■ **DE OPDRACHT**
Schrijf alsjeblieft alles vanaf het begin van het materiaal tot en met de regel die "list-item: 2. 统计分析法和回归分析法，对讨论对象进行数据分析；" bevat ongewijzigd over.

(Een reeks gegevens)
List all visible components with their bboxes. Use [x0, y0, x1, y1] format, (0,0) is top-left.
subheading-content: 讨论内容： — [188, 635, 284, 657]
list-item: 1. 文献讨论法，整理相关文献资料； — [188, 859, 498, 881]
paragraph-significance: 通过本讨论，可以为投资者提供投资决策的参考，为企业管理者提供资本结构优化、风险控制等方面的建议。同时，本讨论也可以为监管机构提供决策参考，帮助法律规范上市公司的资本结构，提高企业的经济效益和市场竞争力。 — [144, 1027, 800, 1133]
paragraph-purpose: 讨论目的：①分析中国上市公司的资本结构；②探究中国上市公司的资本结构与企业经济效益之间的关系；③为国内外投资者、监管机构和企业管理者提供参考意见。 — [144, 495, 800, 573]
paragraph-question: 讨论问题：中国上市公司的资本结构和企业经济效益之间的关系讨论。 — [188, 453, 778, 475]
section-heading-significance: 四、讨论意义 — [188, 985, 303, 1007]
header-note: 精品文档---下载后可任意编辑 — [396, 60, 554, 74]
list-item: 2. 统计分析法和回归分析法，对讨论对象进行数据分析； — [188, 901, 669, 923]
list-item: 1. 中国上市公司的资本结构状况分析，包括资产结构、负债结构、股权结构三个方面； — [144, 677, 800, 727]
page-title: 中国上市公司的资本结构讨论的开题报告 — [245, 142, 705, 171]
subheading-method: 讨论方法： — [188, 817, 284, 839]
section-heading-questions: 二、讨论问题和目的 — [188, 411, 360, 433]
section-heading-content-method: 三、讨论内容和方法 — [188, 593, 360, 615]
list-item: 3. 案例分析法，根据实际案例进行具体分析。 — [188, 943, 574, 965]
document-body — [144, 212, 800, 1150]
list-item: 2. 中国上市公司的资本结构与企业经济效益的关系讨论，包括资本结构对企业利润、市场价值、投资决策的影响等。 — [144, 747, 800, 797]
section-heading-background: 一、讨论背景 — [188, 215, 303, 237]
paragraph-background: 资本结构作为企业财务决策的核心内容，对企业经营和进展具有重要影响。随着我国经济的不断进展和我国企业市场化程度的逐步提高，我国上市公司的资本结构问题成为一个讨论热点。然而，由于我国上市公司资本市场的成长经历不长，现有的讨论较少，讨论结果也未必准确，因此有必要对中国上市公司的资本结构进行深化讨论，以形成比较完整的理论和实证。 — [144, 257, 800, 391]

■ **UITVOER OEFENING**
List all visible components with their bboxes. Use [x0, y0, x1, y1] format, (0,0) is top-left.
subheading-content: 讨论内容： — [188, 635, 284, 657]
list-item: 1. 文献讨论法，整理相关文献资料； — [188, 859, 498, 881]
paragraph-significance: 通过本讨论，可以为投资者提供投资决策的参考，为企业管理者提供资本结构优化、风险控制等方面的建议。同时，本讨论也可以为监管机构提供决策参考，帮助法律规范上市公司的资本结构，提高企业的经济效益和市场竞争力。 — [144, 1027, 800, 1133]
paragraph-purpose: 讨论目的：①分析中国上市公司的资本结构；②探究中国上市公司的资本结构与企业经济效益之间的关系；③为国内外投资者、监管机构和企业管理者提供参考意见。 — [144, 495, 800, 573]
paragraph-question: 讨论问题：中国上市公司的资本结构和企业经济效益之间的关系讨论。 — [188, 453, 778, 475]
section-heading-significance: 四、讨论意义 — [188, 985, 303, 1007]
header-note: 精品文档---下载后可任意编辑 — [396, 60, 554, 74]
list-item: 2. 统计分析法和回归分析法，对讨论对象进行数据分析； — [188, 901, 669, 923]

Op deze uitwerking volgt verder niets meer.